### Material to process
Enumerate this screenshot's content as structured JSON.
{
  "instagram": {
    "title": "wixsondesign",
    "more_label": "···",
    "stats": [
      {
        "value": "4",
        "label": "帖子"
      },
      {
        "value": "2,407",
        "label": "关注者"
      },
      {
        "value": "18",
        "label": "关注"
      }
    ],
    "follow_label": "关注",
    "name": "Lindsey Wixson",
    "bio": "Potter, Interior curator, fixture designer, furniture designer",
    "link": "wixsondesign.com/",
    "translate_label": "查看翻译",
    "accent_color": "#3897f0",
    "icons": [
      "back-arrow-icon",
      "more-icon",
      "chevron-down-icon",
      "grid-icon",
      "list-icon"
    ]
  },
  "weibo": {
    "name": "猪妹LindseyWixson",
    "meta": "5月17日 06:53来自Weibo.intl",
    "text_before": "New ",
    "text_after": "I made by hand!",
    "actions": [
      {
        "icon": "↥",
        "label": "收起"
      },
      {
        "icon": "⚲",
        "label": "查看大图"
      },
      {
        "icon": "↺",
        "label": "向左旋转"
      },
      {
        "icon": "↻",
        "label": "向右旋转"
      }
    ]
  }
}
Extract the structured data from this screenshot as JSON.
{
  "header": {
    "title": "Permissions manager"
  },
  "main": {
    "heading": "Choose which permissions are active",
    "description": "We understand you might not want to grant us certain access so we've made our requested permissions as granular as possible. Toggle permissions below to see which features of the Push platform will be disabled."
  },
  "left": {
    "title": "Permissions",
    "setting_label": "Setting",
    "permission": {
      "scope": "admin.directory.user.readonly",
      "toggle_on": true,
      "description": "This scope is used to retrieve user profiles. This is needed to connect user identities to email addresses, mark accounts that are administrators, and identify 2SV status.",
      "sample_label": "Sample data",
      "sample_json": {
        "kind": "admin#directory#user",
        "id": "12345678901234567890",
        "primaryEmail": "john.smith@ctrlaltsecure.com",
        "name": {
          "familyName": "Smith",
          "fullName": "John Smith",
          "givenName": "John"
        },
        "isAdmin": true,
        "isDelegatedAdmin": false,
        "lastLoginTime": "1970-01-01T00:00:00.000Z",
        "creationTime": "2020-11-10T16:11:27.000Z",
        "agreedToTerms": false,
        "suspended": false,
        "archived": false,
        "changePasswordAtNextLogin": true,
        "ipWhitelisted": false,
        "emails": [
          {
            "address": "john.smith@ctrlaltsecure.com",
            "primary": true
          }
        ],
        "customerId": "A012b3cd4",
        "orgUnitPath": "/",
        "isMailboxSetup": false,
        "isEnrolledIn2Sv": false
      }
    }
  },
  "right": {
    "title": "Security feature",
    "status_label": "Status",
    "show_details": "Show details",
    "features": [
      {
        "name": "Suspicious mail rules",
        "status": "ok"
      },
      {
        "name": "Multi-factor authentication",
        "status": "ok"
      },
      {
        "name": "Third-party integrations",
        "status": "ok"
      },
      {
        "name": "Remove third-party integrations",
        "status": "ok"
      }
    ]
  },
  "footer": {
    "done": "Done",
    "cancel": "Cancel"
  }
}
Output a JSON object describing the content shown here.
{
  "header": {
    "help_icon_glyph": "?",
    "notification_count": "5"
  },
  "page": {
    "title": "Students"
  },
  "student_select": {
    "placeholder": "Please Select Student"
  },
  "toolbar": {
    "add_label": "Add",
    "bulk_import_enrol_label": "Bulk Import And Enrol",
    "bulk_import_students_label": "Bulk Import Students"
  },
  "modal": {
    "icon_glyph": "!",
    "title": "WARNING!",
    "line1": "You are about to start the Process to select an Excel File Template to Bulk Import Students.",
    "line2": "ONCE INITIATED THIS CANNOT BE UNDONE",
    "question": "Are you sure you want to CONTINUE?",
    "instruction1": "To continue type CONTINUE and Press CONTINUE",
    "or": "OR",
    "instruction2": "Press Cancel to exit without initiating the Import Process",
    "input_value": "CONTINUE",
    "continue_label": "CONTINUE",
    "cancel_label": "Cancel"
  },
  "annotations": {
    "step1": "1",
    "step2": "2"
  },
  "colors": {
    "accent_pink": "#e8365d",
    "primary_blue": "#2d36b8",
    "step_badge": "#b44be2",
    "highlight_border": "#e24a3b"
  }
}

### Task to carry out
Please set down the whole listing above without altering a single line.

### Final result
Enumerate this screenshot's content as structured JSON.
{
  "instagram": {
    "title": "wixsondesign",
    "more_label": "···",
    "stats": [
      {
        "value": "4",
        "label": "帖子"
      },
      {
        "value": "2,407",
        "label": "关注者"
      },
      {
        "value": "18",
        "label": "关注"
      }
    ],
    "follow_label": "关注",
    "name": "Lindsey Wixson",
    "bio": "Potter, Interior curator, fixture designer, furniture designer",
    "link": "wixsondesign.com/",
    "translate_label": "查看翻译",
    "accent_color": "#3897f0",
    "icons": [
      "back-arrow-icon",
      "more-icon",
      "chevron-down-icon",
      "grid-icon",
      "list-icon"
    ]
  },
  "weibo": {
    "name": "猪妹LindseyWixson",
    "meta": "5月17日 06:53来自Weibo.intl",
    "text_before": "New ",
    "text_after": "I made by hand!",
    "actions": [
      {
        "icon": "↥",
        "label": "收起"
      },
      {
        "icon": "⚲",
        "label": "查看大图"
      },
      {
        "icon": "↺",
        "label": "向左旋转"
      },
      {
        "icon": "↻",
        "label": "向右旋转"
      }
    ]
  }
}
Extract the structured data from this screenshot as JSON.
{
  "header": {
    "title": "Permissions manager"
  },
  "main": {
    "heading": "Choose which permissions are active",
    "description": "We understand you might not want to grant us certain access so we've made our requested permissions as granular as possible. Toggle permissions below to see which features of the Push platform will be disabled."
  },
  "left": {
    "title": "Permissions",
    "setting_label": "Setting",
    "permission": {
      "scope": "admin.directory.user.readonly",
      "toggle_on": true,
      "description": "This scope is used to retrieve user profiles. This is needed to connect user identities to email addresses, mark accounts that are administrators, and identify 2SV status.",
      "sample_label": "Sample data",
      "sample_json": {
        "kind": "admin#directory#user",
        "id": "12345678901234567890",
        "primaryEmail": "john.smith@ctrlaltsecure.com",
        "name": {
          "familyName": "Smith",
          "fullName": "John Smith",
          "givenName": "John"
        },
        "isAdmin": true,
        "isDelegatedAdmin": false,
        "lastLoginTime": "1970-01-01T00:00:00.000Z",
        "creationTime": "2020-11-10T16:11:27.000Z",
        "agreedToTerms": false,
        "suspended": false,
        "archived": false,
        "changePasswordAtNextLogin": true,
        "ipWhitelisted": false,
        "emails": [
          {
            "address": "john.smith@ctrlaltsecure.com",
            "primary": true
          }
        ],
        "customerId": "A012b3cd4",
        "orgUnitPath": "/",
        "isMailboxSetup": false,
        "isEnrolledIn2Sv": false
      }
    }
  },
  "right": {
    "title": "Security feature",
    "status_label": "Status",
    "show_details": "Show details",
    "features": [
      {
        "name": "Suspicious mail rules",
        "status": "ok"
      },
      {
        "name": "Multi-factor authentication",
        "status": "ok"
      },
      {
        "name": "Third-party integrations",
        "status": "ok"
      },
      {
        "name": "Remove third-party integrations",
        "status": "ok"
      }
    ]
  },
  "footer": {
    "done": "Done",
    "cancel": "Cancel"
  }
}
Output a JSON object describing the content shown here.
{
  "header": {
    "help_icon_glyph": "?",
    "notification_count": "5"
  },
  "page": {
    "title": "Students"
  },
  "student_select": {
    "placeholder": "Please Select Student"
  },
  "toolbar": {
    "add_label": "Add",
    "bulk_import_enrol_label": "Bulk Import And Enrol",
    "bulk_import_students_label": "Bulk Import Students"
  },
  "modal": {
    "icon_glyph": "!",
    "title": "WARNING!",
    "line1": "You are about to start the Process to select an Excel File Template to Bulk Import Students.",
    "line2": "ONCE INITIATED THIS CANNOT BE UNDONE",
    "question": "Are you sure you want to CONTINUE?",
    "instruction1": "To continue type CONTINUE and Press CONTINUE",
    "or": "OR",
    "instruction2": "Press Cancel to exit without initiating the Import Process",
    "input_value": "CONTINUE",
    "continue_label": "CONTINUE",
    "cancel_label": "Cancel"
  },
  "annotations": {
    "step1": "1",
    "step2": "2"
  },
  "colors": {
    "accent_pink": "#e8365d",
    "primary_blue": "#2d36b8",
    "step_badge": "#b44be2",
    "highlight_border": "#e24a3b"
  }
}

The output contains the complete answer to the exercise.